EXERCISE INSTRUCTIONS
a - In the text on dyspraxia, rewrite the part starting with "The term dyspraxia" and going on through "or abnormal act.", replacing "Greek word" with "Greek term".
b - According to the text on dyspraxia, what does "dys" mean?
c - Continue the text on dyspraxia from its final sentence.

TEXT SEGMENT
● ● ●

Share article Dyspraxia: What is it? A child with dyspraxia can present with a wide spectrum of difficulties. The term is, however, used t ...
A child with dyspraxia can present with a wide spectrum of difficulties. The term is, however, used to describe co-ordination difficulties with evidence of significant perceptual problems in the majority of cases. Caution should be taken when using the term as it may eventually be loosely applied to every child who shows a little forgetfulness, disorganisation and clumsiness in their daily routines. Children develop at different rates and this should always be taken into consideration when looking at individual cases.
The term dyspraxia is taken from the Greek word duspraxia. Duspraxia is formed of dus (or dys) and praxia(or praxis which is taken from an older Greek word prassein).Praxis is to practice an act or a function, pass through, experience; therefore "to act". Dys means impaired, ill or abnormal, so the literal meaning of dyspraxia is ill-doing or abnormal act.

● ● ●

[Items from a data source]
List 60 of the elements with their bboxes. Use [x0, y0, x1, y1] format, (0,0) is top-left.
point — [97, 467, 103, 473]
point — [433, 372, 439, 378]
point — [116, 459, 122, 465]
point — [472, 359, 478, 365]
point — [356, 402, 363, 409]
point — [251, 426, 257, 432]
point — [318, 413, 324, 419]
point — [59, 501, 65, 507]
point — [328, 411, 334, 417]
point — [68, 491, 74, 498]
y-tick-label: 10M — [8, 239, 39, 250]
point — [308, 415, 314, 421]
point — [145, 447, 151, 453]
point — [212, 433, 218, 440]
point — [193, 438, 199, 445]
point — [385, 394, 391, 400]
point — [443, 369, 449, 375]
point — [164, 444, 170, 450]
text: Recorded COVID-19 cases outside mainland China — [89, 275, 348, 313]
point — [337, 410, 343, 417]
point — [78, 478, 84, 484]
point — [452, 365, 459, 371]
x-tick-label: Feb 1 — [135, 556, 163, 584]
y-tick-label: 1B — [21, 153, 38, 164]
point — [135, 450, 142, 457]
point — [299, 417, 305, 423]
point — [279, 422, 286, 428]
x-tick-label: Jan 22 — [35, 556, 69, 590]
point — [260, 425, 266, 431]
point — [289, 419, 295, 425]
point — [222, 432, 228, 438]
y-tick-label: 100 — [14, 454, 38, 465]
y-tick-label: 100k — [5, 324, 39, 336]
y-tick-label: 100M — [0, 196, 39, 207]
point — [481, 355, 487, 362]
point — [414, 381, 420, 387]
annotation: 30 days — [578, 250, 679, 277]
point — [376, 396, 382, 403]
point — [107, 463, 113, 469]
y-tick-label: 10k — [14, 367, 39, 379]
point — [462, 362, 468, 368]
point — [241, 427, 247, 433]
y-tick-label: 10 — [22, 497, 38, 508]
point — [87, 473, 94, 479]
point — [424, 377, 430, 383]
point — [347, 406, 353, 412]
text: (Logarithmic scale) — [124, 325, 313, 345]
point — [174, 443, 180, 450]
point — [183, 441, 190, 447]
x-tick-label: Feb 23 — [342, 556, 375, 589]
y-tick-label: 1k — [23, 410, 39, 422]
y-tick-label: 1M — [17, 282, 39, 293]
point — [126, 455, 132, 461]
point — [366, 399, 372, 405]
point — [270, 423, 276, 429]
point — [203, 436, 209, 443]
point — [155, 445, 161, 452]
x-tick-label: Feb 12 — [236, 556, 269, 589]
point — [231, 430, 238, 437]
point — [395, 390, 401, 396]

● ● ●

ANSWERS IN ORDER
a -
The term dyspraxia is taken from the Greek term duspraxia. Duspraxia is formed of dus (or dys) and praxia(or praxis which is taken from an older Greek term prassein).Praxis is to practice an act or a function, pass through, experience; therefore "to act". Dys means impaired, ill or abnormal, so the literal meaning of dyspraxia is ill-doing or abnormal act.

b - Impaired, ill or abnormal.

c -
Developmental dyspraxia is an immaturity of the organisation of movement. The brain does not process information in the way that allows the full transmission of neural messages. A child with dyspraxia will find it hard to plan what to do and how to do it. Dyspraxia is also known as Developmental Co-ordination Disorder (DCD), Perceptual-Motor Dysfunction, and Motor Learning Difficulties. The terms Clumsy Child Syndrome or Minimal Brain Damage are no longer used.
Children and adults with dyspraxia find it difficult to learn how to plan and co-ordinate their movements. the condition is therefore also known as a "motor learning disability". Someone with dyspraxia will find it hard to carry out smooth and co-ordinated movements because the simultaneous perceptual and motor processes of carrying out an act successfully is a complex task that requires conscious imaging, planning, positioning, balance, muscle activation and co-ordination.
Dyspraxia often comes with language problems and sometimes a degree of difficulty with perception and thought. Dyspraxia does not affect a person's intelligence, but it can cause difficulties with learning, especially for children.
For the majority of people with dyspraxia there is no known cause. Current research suggests that it is due to an immaturity of neuron development in the brain. It is not a result of brain damage and people with dyspraxia have no clinical neurological abnormality that would explain the condition.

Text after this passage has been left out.